Set exercise |
Transcribe the entries that follow exactly as they appear, minus pictures.

────────

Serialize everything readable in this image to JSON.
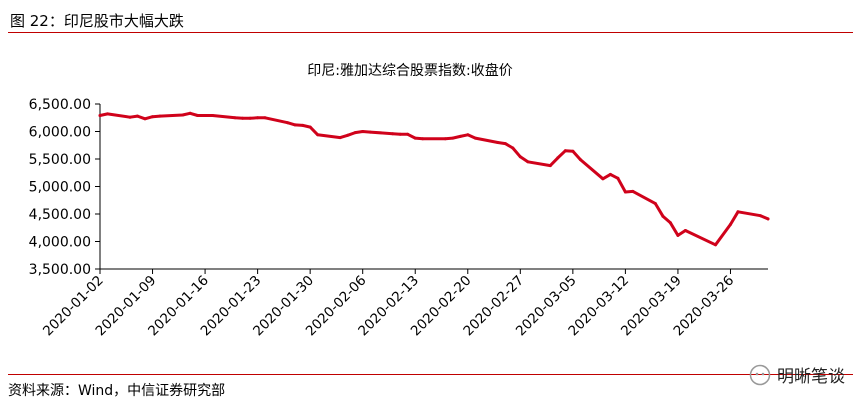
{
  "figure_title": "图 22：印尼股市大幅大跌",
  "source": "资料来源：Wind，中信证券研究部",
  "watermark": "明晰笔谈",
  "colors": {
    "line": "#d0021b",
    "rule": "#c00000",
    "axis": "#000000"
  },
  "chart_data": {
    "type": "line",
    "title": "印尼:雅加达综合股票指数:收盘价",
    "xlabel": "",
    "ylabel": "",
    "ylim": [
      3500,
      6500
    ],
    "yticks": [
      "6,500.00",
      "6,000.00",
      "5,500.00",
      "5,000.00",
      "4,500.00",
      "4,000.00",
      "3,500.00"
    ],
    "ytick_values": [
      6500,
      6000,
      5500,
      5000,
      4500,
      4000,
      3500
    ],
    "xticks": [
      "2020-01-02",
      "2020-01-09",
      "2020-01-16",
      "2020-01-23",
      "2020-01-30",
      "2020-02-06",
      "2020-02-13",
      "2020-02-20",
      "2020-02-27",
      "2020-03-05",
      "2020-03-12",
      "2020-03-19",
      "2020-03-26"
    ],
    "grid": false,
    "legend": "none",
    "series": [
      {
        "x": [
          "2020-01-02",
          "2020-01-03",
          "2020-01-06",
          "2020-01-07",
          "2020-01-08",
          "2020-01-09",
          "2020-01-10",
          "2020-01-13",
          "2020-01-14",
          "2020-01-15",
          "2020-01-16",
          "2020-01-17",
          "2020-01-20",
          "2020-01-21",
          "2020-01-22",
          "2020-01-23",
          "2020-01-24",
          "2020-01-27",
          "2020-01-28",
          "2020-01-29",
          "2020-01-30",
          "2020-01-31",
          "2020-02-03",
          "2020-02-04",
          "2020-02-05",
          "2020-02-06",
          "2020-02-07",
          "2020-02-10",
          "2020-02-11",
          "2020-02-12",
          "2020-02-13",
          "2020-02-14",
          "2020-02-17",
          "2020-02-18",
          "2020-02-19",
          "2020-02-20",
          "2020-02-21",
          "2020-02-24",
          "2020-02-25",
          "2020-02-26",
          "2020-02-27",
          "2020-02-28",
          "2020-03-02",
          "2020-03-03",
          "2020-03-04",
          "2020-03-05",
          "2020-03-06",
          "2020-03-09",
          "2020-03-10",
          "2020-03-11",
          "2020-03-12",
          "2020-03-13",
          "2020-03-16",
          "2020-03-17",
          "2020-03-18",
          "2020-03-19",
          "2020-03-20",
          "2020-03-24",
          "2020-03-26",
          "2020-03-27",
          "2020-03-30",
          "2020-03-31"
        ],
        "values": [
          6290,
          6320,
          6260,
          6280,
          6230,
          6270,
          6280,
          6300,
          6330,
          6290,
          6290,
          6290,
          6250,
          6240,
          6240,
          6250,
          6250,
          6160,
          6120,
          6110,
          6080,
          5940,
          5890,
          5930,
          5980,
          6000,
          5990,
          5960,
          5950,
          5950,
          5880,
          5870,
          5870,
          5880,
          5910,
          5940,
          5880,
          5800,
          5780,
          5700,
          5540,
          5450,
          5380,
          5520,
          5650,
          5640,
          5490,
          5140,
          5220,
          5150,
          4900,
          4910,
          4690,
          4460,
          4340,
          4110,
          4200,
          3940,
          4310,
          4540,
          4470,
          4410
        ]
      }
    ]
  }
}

────────

Response to this task |
Serialize everything readable in this image to JSON.
{
  "figure_title": "图 22：印尼股市大幅大跌",
  "source": "资料来源：Wind，中信证券研究部",
  "watermark": "明晰笔谈",
  "colors": {
    "line": "#d0021b",
    "rule": "#c00000",
    "axis": "#000000"
  },
  "chart_data": {
    "type": "line",
    "title": "印尼:雅加达综合股票指数:收盘价",
    "xlabel": "",
    "ylabel": "",
    "ylim": [
      3500,
      6500
    ],
    "yticks": [
      "6,500.00",
      "6,000.00",
      "5,500.00",
      "5,000.00",
      "4,500.00",
      "4,000.00",
      "3,500.00"
    ],
    "ytick_values": [
      6500,
      6000,
      5500,
      5000,
      4500,
      4000,
      3500
    ],
    "xticks": [
      "2020-01-02",
      "2020-01-09",
      "2020-01-16",
      "2020-01-23",
      "2020-01-30",
      "2020-02-06",
      "2020-02-13",
      "2020-02-20",
      "2020-02-27",
      "2020-03-05",
      "2020-03-12",
      "2020-03-19",
      "2020-03-26"
    ],
    "grid": false,
    "legend": "none",
    "series": [
      {
        "x": [
          "2020-01-02",
          "2020-01-03",
          "2020-01-06",
          "2020-01-07",
          "2020-01-08",
          "2020-01-09",
          "2020-01-10",
          "2020-01-13",
          "2020-01-14",
          "2020-01-15",
          "2020-01-16",
          "2020-01-17",
          "2020-01-20",
          "2020-01-21",
          "2020-01-22",
          "2020-01-23",
          "2020-01-24",
          "2020-01-27",
          "2020-01-28",
          "2020-01-29",
          "2020-01-30",
          "2020-01-31",
          "2020-02-03",
          "2020-02-04",
          "2020-02-05",
          "2020-02-06",
          "2020-02-07",
          "2020-02-10",
          "2020-02-11",
          "2020-02-12",
          "2020-02-13",
          "2020-02-14",
          "2020-02-17",
          "2020-02-18",
          "2020-02-19",
          "2020-02-20",
          "2020-02-21",
          "2020-02-24",
          "2020-02-25",
          "2020-02-26",
          "2020-02-27",
          "2020-02-28",
          "2020-03-02",
          "2020-03-03",
          "2020-03-04",
          "2020-03-05",
          "2020-03-06",
          "2020-03-09",
          "2020-03-10",
          "2020-03-11",
          "2020-03-12",
          "2020-03-13",
          "2020-03-16",
          "2020-03-17",
          "2020-03-18",
          "2020-03-19",
          "2020-03-20",
          "2020-03-24",
          "2020-03-26",
          "2020-03-27",
          "2020-03-30",
          "2020-03-31"
        ],
        "values": [
          6290,
          6320,
          6260,
          6280,
          6230,
          6270,
          6280,
          6300,
          6330,
          6290,
          6290,
          6290,
          6250,
          6240,
          6240,
          6250,
          6250,
          6160,
          6120,
          6110,
          6080,
          5940,
          5890,
          5930,
          5980,
          6000,
          5990,
          5960,
          5950,
          5950,
          5880,
          5870,
          5870,
          5880,
          5910,
          5940,
          5880,
          5800,
          5780,
          5700,
          5540,
          5450,
          5380,
          5520,
          5650,
          5640,
          5490,
          5140,
          5220,
          5150,
          4900,
          4910,
          4690,
          4460,
          4340,
          4110,
          4200,
          3940,
          4310,
          4540,
          4470,
          4410
        ]
      }
    ]
  }
}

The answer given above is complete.